**SUPPLIED RECORDS**
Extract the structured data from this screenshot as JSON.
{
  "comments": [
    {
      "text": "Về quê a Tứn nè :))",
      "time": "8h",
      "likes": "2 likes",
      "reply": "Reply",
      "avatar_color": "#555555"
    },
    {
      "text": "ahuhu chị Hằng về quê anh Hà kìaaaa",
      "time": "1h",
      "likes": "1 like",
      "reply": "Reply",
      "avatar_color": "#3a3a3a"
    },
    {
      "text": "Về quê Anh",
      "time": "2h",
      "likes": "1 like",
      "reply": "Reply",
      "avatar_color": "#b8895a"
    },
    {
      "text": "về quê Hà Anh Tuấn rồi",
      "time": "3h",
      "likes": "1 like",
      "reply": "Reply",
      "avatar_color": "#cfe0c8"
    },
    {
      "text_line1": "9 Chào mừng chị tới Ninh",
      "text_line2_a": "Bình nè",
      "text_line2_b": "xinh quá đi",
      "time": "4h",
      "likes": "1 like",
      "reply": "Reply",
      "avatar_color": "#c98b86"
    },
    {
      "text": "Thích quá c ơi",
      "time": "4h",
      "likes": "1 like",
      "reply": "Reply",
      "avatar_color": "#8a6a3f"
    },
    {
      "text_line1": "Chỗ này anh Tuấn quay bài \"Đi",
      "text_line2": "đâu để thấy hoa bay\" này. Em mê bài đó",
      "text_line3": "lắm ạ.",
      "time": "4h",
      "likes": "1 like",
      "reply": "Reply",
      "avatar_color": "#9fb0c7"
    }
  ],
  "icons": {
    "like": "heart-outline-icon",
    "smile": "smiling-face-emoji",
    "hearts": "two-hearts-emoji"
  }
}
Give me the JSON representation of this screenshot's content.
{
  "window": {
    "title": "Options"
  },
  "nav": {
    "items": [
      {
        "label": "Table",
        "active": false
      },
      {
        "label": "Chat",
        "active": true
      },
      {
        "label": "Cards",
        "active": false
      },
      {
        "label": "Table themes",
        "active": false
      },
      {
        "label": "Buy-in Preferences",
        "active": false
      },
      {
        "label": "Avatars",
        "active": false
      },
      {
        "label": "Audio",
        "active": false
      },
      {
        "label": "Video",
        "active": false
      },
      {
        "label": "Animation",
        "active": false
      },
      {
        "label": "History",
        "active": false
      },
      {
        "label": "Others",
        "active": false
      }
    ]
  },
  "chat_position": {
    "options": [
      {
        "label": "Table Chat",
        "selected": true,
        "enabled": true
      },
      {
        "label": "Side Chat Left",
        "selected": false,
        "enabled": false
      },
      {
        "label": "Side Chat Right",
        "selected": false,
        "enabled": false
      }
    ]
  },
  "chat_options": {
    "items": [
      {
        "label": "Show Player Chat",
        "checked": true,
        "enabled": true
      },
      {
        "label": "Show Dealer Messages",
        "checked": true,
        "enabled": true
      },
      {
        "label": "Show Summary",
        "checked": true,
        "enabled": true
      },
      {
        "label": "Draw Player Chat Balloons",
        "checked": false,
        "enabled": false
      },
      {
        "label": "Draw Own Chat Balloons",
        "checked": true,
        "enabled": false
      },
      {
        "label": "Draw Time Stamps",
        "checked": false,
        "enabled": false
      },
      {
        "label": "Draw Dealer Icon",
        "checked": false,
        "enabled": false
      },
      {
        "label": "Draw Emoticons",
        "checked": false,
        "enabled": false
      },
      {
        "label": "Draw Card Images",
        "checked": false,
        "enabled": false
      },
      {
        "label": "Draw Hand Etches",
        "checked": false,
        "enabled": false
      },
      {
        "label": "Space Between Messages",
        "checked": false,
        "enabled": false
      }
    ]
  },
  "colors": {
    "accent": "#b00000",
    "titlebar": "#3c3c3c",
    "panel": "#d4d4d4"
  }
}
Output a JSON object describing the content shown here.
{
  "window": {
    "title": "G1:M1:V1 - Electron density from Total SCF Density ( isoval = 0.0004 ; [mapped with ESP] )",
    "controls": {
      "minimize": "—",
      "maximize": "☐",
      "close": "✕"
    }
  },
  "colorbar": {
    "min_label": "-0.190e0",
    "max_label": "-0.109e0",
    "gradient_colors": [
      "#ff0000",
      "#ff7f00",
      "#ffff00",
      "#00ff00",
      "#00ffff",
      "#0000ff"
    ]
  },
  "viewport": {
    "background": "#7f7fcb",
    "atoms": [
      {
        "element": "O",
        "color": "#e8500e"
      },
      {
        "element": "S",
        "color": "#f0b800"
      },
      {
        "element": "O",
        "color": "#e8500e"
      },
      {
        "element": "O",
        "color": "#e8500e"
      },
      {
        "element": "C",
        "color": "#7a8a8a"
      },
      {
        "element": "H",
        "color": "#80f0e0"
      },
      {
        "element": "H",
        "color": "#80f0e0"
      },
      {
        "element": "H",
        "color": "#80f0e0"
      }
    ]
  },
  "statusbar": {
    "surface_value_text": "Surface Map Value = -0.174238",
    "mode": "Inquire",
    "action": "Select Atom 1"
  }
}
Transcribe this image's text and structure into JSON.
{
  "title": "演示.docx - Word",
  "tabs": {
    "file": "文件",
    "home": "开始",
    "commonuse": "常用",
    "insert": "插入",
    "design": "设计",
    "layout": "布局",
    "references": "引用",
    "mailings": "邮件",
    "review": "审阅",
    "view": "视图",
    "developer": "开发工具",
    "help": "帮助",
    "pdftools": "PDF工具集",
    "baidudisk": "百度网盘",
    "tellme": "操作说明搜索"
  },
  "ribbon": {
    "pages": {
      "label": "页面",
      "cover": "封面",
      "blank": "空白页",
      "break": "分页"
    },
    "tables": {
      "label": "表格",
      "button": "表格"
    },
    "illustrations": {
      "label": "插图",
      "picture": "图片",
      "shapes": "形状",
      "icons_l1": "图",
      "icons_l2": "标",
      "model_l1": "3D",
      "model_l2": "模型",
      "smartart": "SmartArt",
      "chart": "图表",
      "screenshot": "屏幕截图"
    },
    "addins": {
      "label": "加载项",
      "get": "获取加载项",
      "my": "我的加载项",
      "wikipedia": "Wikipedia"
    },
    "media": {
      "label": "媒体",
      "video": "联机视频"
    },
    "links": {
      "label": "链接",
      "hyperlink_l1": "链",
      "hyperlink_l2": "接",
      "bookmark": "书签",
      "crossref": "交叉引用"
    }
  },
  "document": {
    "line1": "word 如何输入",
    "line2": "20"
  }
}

**TASK OBJECTIVE**
Give back all the records exactly as they stand.

**WRITTEN ANSWER**
Extract the structured data from this screenshot as JSON.
{
  "comments": [
    {
      "text": "Về quê a Tứn nè :))",
      "time": "8h",
      "likes": "2 likes",
      "reply": "Reply",
      "avatar_color": "#555555"
    },
    {
      "text": "ahuhu chị Hằng về quê anh Hà kìaaaa",
      "time": "1h",
      "likes": "1 like",
      "reply": "Reply",
      "avatar_color": "#3a3a3a"
    },
    {
      "text": "Về quê Anh",
      "time": "2h",
      "likes": "1 like",
      "reply": "Reply",
      "avatar_color": "#b8895a"
    },
    {
      "text": "về quê Hà Anh Tuấn rồi",
      "time": "3h",
      "likes": "1 like",
      "reply": "Reply",
      "avatar_color": "#cfe0c8"
    },
    {
      "text_line1": "9 Chào mừng chị tới Ninh",
      "text_line2_a": "Bình nè",
      "text_line2_b": "xinh quá đi",
      "time": "4h",
      "likes": "1 like",
      "reply": "Reply",
      "avatar_color": "#c98b86"
    },
    {
      "text": "Thích quá c ơi",
      "time": "4h",
      "likes": "1 like",
      "reply": "Reply",
      "avatar_color": "#8a6a3f"
    },
    {
      "text_line1": "Chỗ này anh Tuấn quay bài \"Đi",
      "text_line2": "đâu để thấy hoa bay\" này. Em mê bài đó",
      "text_line3": "lắm ạ.",
      "time": "4h",
      "likes": "1 like",
      "reply": "Reply",
      "avatar_color": "#9fb0c7"
    }
  ],
  "icons": {
    "like": "heart-outline-icon",
    "smile": "smiling-face-emoji",
    "hearts": "two-hearts-emoji"
  }
}
Give me the JSON representation of this screenshot's content.
{
  "window": {
    "title": "Options"
  },
  "nav": {
    "items": [
      {
        "label": "Table",
        "active": false
      },
      {
        "label": "Chat",
        "active": true
      },
      {
        "label": "Cards",
        "active": false
      },
      {
        "label": "Table themes",
        "active": false
      },
      {
        "label": "Buy-in Preferences",
        "active": false
      },
      {
        "label": "Avatars",
        "active": false
      },
      {
        "label": "Audio",
        "active": false
      },
      {
        "label": "Video",
        "active": false
      },
      {
        "label": "Animation",
        "active": false
      },
      {
        "label": "History",
        "active": false
      },
      {
        "label": "Others",
        "active": false
      }
    ]
  },
  "chat_position": {
    "options": [
      {
        "label": "Table Chat",
        "selected": true,
        "enabled": true
      },
      {
        "label": "Side Chat Left",
        "selected": false,
        "enabled": false
      },
      {
        "label": "Side Chat Right",
        "selected": false,
        "enabled": false
      }
    ]
  },
  "chat_options": {
    "items": [
      {
        "label": "Show Player Chat",
        "checked": true,
        "enabled": true
      },
      {
        "label": "Show Dealer Messages",
        "checked": true,
        "enabled": true
      },
      {
        "label": "Show Summary",
        "checked": true,
        "enabled": true
      },
      {
        "label": "Draw Player Chat Balloons",
        "checked": false,
        "enabled": false
      },
      {
        "label": "Draw Own Chat Balloons",
        "checked": true,
        "enabled": false
      },
      {
        "label": "Draw Time Stamps",
        "checked": false,
        "enabled": false
      },
      {
        "label": "Draw Dealer Icon",
        "checked": false,
        "enabled": false
      },
      {
        "label": "Draw Emoticons",
        "checked": false,
        "enabled": false
      },
      {
        "label": "Draw Card Images",
        "checked": false,
        "enabled": false
      },
      {
        "label": "Draw Hand Etches",
        "checked": false,
        "enabled": false
      },
      {
        "label": "Space Between Messages",
        "checked": false,
        "enabled": false
      }
    ]
  },
  "colors": {
    "accent": "#b00000",
    "titlebar": "#3c3c3c",
    "panel": "#d4d4d4"
  }
}
Output a JSON object describing the content shown here.
{
  "window": {
    "title": "G1:M1:V1 - Electron density from Total SCF Density ( isoval = 0.0004 ; [mapped with ESP] )",
    "controls": {
      "minimize": "—",
      "maximize": "☐",
      "close": "✕"
    }
  },
  "colorbar": {
    "min_label": "-0.190e0",
    "max_label": "-0.109e0",
    "gradient_colors": [
      "#ff0000",
      "#ff7f00",
      "#ffff00",
      "#00ff00",
      "#00ffff",
      "#0000ff"
    ]
  },
  "viewport": {
    "background": "#7f7fcb",
    "atoms": [
      {
        "element": "O",
        "color": "#e8500e"
      },
      {
        "element": "S",
        "color": "#f0b800"
      },
      {
        "element": "O",
        "color": "#e8500e"
      },
      {
        "element": "O",
        "color": "#e8500e"
      },
      {
        "element": "C",
        "color": "#7a8a8a"
      },
      {
        "element": "H",
        "color": "#80f0e0"
      },
      {
        "element": "H",
        "color": "#80f0e0"
      },
      {
        "element": "H",
        "color": "#80f0e0"
      }
    ]
  },
  "statusbar": {
    "surface_value_text": "Surface Map Value = -0.174238",
    "mode": "Inquire",
    "action": "Select Atom 1"
  }
}
Transcribe this image's text and structure into JSON.
{
  "title": "演示.docx - Word",
  "tabs": {
    "file": "文件",
    "home": "开始",
    "commonuse": "常用",
    "insert": "插入",
    "design": "设计",
    "layout": "布局",
    "references": "引用",
    "mailings": "邮件",
    "review": "审阅",
    "view": "视图",
    "developer": "开发工具",
    "help": "帮助",
    "pdftools": "PDF工具集",
    "baidudisk": "百度网盘",
    "tellme": "操作说明搜索"
  },
  "ribbon": {
    "pages": {
      "label": "页面",
      "cover": "封面",
      "blank": "空白页",
      "break": "分页"
    },
    "tables": {
      "label": "表格",
      "button": "表格"
    },
    "illustrations": {
      "label": "插图",
      "picture": "图片",
      "shapes": "形状",
      "icons_l1": "图",
      "icons_l2": "标",
      "model_l1": "3D",
      "model_l2": "模型",
      "smartart": "SmartArt",
      "chart": "图表",
      "screenshot": "屏幕截图"
    },
    "addins": {
      "label": "加载项",
      "get": "获取加载项",
      "my": "我的加载项",
      "wikipedia": "Wikipedia"
    },
    "media": {
      "label": "媒体",
      "video": "联机视频"
    },
    "links": {
      "label": "链接",
      "hyperlink_l1": "链",
      "hyperlink_l2": "接",
      "bookmark": "书签",
      "crossref": "交叉引用"
    }
  },
  "document": {
    "line1": "word 如何输入",
    "line2": "20"
  }
}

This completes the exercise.